## Exercise
Return all of the data exactly, with nothing left out but the pictures.

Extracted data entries
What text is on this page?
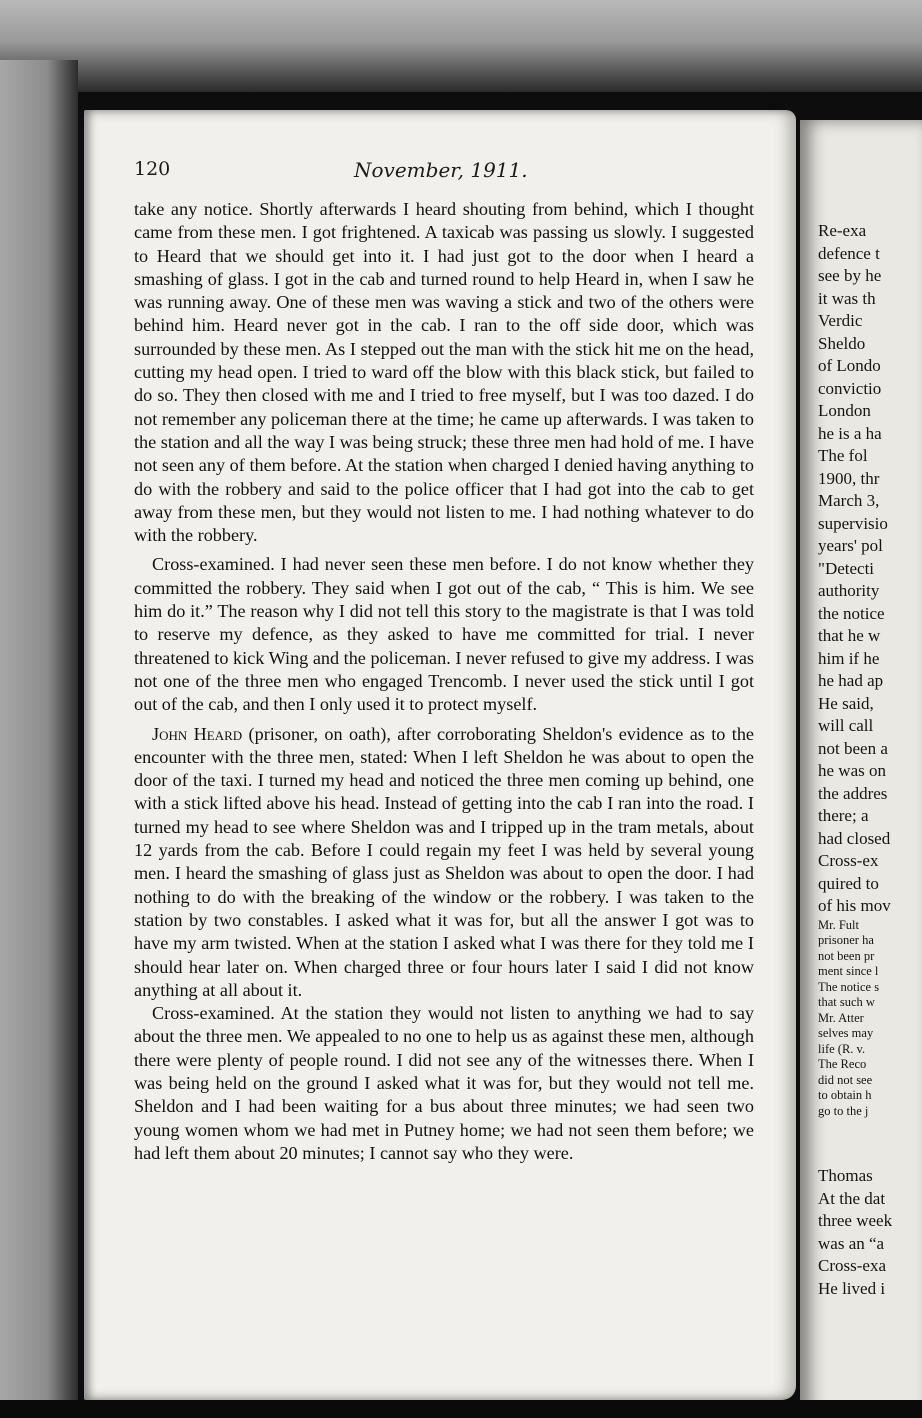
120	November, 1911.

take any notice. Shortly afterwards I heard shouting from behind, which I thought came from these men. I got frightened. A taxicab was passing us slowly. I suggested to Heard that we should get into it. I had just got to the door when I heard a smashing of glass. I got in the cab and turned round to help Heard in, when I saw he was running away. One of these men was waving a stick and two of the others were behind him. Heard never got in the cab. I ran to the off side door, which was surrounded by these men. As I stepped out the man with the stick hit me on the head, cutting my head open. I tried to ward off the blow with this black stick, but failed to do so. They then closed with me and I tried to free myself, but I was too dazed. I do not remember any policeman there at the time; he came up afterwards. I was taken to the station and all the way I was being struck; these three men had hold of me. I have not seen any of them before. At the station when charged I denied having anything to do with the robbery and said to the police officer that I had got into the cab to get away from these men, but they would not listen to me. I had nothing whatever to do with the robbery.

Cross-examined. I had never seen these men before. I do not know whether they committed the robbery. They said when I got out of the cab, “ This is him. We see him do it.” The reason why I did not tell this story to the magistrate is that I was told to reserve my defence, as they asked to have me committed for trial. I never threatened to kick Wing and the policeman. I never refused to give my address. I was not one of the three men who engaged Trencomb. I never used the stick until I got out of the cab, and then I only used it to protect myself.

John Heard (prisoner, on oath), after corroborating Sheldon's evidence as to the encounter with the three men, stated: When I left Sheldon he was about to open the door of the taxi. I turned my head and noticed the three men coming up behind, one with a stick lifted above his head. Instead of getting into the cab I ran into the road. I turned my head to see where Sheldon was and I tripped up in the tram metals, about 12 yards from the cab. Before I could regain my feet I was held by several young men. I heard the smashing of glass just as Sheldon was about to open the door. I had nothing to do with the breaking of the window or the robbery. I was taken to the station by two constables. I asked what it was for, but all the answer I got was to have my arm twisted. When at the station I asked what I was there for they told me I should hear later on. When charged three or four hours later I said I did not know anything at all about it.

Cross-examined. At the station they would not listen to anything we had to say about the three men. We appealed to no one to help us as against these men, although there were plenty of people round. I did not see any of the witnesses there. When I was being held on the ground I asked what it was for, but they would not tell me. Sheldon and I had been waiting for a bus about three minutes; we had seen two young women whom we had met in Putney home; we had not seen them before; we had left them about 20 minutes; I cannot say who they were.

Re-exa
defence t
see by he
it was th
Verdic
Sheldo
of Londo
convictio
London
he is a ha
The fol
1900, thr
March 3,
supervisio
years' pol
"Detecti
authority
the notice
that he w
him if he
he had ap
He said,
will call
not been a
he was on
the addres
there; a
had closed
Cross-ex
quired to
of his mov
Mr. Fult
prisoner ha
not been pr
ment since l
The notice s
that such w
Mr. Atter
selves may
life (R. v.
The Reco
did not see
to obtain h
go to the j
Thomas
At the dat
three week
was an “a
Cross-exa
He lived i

## Solution to this exercise
What text is on this page?
120	November, 1911.

take any notice. Shortly afterwards I heard shouting from behind, which I thought came from these men. I got frightened. A taxicab was passing us slowly. I suggested to Heard that we should get into it. I had just got to the door when I heard a smashing of glass. I got in the cab and turned round to help Heard in, when I saw he was running away. One of these men was waving a stick and two of the others were behind him. Heard never got in the cab. I ran to the off side door, which was surrounded by these men. As I stepped out the man with the stick hit me on the head, cutting my head open. I tried to ward off the blow with this black stick, but failed to do so. They then closed with me and I tried to free myself, but I was too dazed. I do not remember any policeman there at the time; he came up afterwards. I was taken to the station and all the way I was being struck; these three men had hold of me. I have not seen any of them before. At the station when charged I denied having anything to do with the robbery and said to the police officer that I had got into the cab to get away from these men, but they would not listen to me. I had nothing whatever to do with the robbery.

Cross-examined. I had never seen these men before. I do not know whether they committed the robbery. They said when I got out of the cab, “ This is him. We see him do it.” The reason why I did not tell this story to the magistrate is that I was told to reserve my defence, as they asked to have me committed for trial. I never threatened to kick Wing and the policeman. I never refused to give my address. I was not one of the three men who engaged Trencomb. I never used the stick until I got out of the cab, and then I only used it to protect myself.

John Heard (prisoner, on oath), after corroborating Sheldon's evidence as to the encounter with the three men, stated: When I left Sheldon he was about to open the door of the taxi. I turned my head and noticed the three men coming up behind, one with a stick lifted above his head. Instead of getting into the cab I ran into the road. I turned my head to see where Sheldon was and I tripped up in the tram metals, about 12 yards from the cab. Before I could regain my feet I was held by several young men. I heard the smashing of glass just as Sheldon was about to open the door. I had nothing to do with the breaking of the window or the robbery. I was taken to the station by two constables. I asked what it was for, but all the answer I got was to have my arm twisted. When at the station I asked what I was there for they told me I should hear later on. When charged three or four hours later I said I did not know anything at all about it.

Cross-examined. At the station they would not listen to anything we had to say about the three men. We appealed to no one to help us as against these men, although there were plenty of people round. I did not see any of the witnesses there. When I was being held on the ground I asked what it was for, but they would not tell me. Sheldon and I had been waiting for a bus about three minutes; we had seen two young women whom we had met in Putney home; we had not seen them before; we had left them about 20 minutes; I cannot say who they were.

Re-exa
defence t
see by he
it was th
Verdic
Sheldo
of Londo
convictio
London
he is a ha
The fol
1900, thr
March 3,
supervisio
years' pol
"Detecti
authority
the notice
that he w
him if he
he had ap
He said,
will call
not been a
he was on
the addres
there; a
had closed
Cross-ex
quired to
of his mov
Mr. Fult
prisoner ha
not been pr
ment since l
The notice s
that such w
Mr. Atter
selves may
life (R. v.
The Reco
did not see
to obtain h
go to the j
Thomas
At the dat
three week
was an “a
Cross-exa
He lived i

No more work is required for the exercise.